Records from a collection
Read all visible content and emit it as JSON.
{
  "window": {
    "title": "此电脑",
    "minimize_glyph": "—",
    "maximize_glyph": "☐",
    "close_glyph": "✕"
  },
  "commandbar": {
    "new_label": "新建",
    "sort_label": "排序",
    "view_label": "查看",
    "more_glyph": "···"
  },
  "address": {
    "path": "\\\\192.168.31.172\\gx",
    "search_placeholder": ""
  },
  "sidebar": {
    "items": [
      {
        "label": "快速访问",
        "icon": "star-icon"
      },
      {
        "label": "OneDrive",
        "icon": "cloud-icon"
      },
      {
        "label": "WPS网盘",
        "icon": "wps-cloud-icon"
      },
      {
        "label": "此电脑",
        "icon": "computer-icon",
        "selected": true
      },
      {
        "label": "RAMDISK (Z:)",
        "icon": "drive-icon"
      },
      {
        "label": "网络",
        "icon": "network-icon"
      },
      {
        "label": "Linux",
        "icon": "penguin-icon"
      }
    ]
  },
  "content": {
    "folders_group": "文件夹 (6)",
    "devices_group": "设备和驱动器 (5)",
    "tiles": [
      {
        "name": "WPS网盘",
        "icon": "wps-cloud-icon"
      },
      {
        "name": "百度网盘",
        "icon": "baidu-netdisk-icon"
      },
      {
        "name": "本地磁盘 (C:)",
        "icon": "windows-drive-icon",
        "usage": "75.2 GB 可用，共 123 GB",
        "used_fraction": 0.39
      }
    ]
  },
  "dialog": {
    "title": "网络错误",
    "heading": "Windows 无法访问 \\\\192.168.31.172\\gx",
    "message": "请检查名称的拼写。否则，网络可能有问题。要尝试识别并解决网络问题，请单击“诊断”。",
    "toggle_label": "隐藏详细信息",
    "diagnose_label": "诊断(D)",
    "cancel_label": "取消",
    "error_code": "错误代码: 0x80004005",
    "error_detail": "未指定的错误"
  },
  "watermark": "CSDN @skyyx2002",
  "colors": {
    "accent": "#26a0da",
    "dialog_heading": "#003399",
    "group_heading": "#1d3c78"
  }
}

What the task requires:
Return the material exactly as it stands.

Response for this exercise:
Read all visible content and emit it as JSON.
{
  "window": {
    "title": "此电脑",
    "minimize_glyph": "—",
    "maximize_glyph": "☐",
    "close_glyph": "✕"
  },
  "commandbar": {
    "new_label": "新建",
    "sort_label": "排序",
    "view_label": "查看",
    "more_glyph": "···"
  },
  "address": {
    "path": "\\\\192.168.31.172\\gx",
    "search_placeholder": ""
  },
  "sidebar": {
    "items": [
      {
        "label": "快速访问",
        "icon": "star-icon"
      },
      {
        "label": "OneDrive",
        "icon": "cloud-icon"
      },
      {
        "label": "WPS网盘",
        "icon": "wps-cloud-icon"
      },
      {
        "label": "此电脑",
        "icon": "computer-icon",
        "selected": true
      },
      {
        "label": "RAMDISK (Z:)",
        "icon": "drive-icon"
      },
      {
        "label": "网络",
        "icon": "network-icon"
      },
      {
        "label": "Linux",
        "icon": "penguin-icon"
      }
    ]
  },
  "content": {
    "folders_group": "文件夹 (6)",
    "devices_group": "设备和驱动器 (5)",
    "tiles": [
      {
        "name": "WPS网盘",
        "icon": "wps-cloud-icon"
      },
      {
        "name": "百度网盘",
        "icon": "baidu-netdisk-icon"
      },
      {
        "name": "本地磁盘 (C:)",
        "icon": "windows-drive-icon",
        "usage": "75.2 GB 可用，共 123 GB",
        "used_fraction": 0.39
      }
    ]
  },
  "dialog": {
    "title": "网络错误",
    "heading": "Windows 无法访问 \\\\192.168.31.172\\gx",
    "message": "请检查名称的拼写。否则，网络可能有问题。要尝试识别并解决网络问题，请单击“诊断”。",
    "toggle_label": "隐藏详细信息",
    "diagnose_label": "诊断(D)",
    "cancel_label": "取消",
    "error_code": "错误代码: 0x80004005",
    "error_detail": "未指定的错误"
  },
  "watermark": "CSDN @skyyx2002",
  "colors": {
    "accent": "#26a0da",
    "dialog_heading": "#003399",
    "group_heading": "#1d3c78"
  }
}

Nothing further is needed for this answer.